*PROVIDED PASSAGE*:

------------------------------------------------


    Seriously, why is this even news? nVidia makes a product, which is OK, but nothing revolutionary. The devaluation of the "supercomputer" term is appalling.

    Also, how much of that 4 TFLOPS you can get on actual applications? How's FFT? Or LINPACK?

  2. And the worst timing ever award goes to... by CryptoJones · · Score: 2, Insightful

    While the inner nerd in me screams to take out a loan against my house to buy one, I can't imagine this being very popular outside academia. Most users don't use the power of their crappy computers, let alone this. And then there is the whole "ECONOMY" thing.

    --
    "Chance favors the prepared mind." ~Me
    1. Re:And the worst timing ever award goes to... by Yetihehe · · Score: 2, Insightful

      It IS marketed for academia. Normal users don't really need to fold proteins or simulate nuclear weapons at home.

------------------------------------------------

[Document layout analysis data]
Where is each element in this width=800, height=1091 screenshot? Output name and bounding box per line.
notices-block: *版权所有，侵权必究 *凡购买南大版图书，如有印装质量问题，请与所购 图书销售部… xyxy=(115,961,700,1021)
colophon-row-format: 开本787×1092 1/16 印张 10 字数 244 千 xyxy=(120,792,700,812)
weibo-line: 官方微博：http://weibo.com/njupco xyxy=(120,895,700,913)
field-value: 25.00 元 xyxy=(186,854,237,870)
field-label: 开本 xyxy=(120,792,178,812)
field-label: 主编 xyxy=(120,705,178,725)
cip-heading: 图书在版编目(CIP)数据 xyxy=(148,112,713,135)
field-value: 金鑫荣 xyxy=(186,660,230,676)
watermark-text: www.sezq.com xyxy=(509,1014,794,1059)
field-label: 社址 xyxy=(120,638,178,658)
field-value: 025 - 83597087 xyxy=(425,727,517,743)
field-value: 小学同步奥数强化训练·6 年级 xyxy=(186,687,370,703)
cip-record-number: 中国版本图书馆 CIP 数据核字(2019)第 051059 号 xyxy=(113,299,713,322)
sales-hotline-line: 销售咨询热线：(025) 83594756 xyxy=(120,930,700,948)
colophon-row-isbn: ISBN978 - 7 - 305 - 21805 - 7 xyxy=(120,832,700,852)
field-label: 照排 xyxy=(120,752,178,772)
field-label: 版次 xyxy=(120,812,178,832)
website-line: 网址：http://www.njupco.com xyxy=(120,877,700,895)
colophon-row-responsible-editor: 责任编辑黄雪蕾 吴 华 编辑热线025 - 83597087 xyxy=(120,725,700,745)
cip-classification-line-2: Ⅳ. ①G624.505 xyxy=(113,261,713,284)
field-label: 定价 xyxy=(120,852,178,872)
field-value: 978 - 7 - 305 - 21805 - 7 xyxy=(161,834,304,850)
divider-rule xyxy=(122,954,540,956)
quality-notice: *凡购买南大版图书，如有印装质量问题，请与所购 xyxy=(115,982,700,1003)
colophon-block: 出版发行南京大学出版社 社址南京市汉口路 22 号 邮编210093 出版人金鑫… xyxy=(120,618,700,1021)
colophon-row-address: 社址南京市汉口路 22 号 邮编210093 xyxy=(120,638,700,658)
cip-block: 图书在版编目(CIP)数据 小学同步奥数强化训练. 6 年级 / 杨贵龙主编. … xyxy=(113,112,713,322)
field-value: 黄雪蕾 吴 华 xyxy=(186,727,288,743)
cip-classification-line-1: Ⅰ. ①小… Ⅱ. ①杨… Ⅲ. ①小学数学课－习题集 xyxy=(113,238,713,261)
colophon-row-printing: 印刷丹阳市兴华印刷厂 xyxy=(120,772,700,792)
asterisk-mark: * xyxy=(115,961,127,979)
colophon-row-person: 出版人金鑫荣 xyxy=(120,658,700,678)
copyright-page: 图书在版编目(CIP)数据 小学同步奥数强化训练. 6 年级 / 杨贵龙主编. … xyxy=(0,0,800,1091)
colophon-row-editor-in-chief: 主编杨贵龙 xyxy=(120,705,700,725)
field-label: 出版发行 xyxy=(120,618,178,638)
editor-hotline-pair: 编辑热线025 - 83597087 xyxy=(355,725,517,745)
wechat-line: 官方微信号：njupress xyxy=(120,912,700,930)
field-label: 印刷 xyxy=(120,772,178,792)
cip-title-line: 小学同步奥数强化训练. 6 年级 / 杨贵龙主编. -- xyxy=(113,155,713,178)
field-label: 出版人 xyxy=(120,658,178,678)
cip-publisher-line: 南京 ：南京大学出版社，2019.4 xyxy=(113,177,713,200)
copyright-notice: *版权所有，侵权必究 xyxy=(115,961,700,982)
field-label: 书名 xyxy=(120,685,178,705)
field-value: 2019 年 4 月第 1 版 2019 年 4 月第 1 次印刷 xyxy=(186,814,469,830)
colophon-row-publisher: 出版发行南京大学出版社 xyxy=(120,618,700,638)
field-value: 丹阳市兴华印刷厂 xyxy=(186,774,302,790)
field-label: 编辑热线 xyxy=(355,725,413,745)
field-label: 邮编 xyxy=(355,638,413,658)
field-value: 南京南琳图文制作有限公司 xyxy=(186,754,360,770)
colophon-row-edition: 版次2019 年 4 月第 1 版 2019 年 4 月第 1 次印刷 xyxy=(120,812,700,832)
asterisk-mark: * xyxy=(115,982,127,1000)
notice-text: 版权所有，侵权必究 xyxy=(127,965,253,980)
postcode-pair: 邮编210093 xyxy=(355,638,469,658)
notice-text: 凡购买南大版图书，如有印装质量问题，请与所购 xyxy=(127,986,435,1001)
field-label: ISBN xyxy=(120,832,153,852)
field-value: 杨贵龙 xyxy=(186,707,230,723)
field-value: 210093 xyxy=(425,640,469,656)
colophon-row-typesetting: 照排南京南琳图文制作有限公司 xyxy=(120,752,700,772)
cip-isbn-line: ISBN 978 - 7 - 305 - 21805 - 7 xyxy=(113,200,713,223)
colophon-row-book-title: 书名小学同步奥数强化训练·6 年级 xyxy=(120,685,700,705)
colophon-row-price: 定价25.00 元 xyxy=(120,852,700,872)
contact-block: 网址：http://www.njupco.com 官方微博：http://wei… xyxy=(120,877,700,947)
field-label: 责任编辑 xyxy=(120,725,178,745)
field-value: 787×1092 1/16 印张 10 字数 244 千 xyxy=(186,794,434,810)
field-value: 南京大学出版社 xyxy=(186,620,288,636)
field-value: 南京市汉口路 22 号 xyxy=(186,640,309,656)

------------------------------------------------

*REQUIREMENT*: Extend the forum discussion of nVidia's desktop supercomputer past the last comment shown. This data has nothing to do with the work.

*RESPONSE TO THIS TASK*:
      --
      Extreme Programming - Redundant Array of Inexpensive Developers
  3. Re:Only in C? Oh dear. by GigaplexNZ · · Score: 1, Insightful

    OO is very good for graphical interfaces, but it isn't particularly well suited for algorithms and other maths oriented stuff. Why should we care if OO fanboys are scared off? Decent developers know to use the right tool for the job, not try to shoehorn whatever their personal favourite is into every situation.

  4. boring apps... let's have some realtime raytracing by Lazy+Jones · · Score: 3, Insightful

    there were a lot of early efforts trying to implement realtime rayracing engines for games (e.g. at Intel recently), let's port that stuff and have some fun.

    --
    "I love my job, but I hate talking to people like you" (Freddie Mercury)
  5. Weird options by mangu · · Score: 3, Insightful

    I went to the site and tried to configure one. The disk partition options are: "General Purpose, Internet Server, Developer's Workstation, File Server". I wonder, who needs three Tesla cards in a file server or an internet server?

  6. Re:Heartening... by Anonymous Coward · · Score: 1, Insightful

    It would take a hell of a lot more than 25 mil to program the brain simulator.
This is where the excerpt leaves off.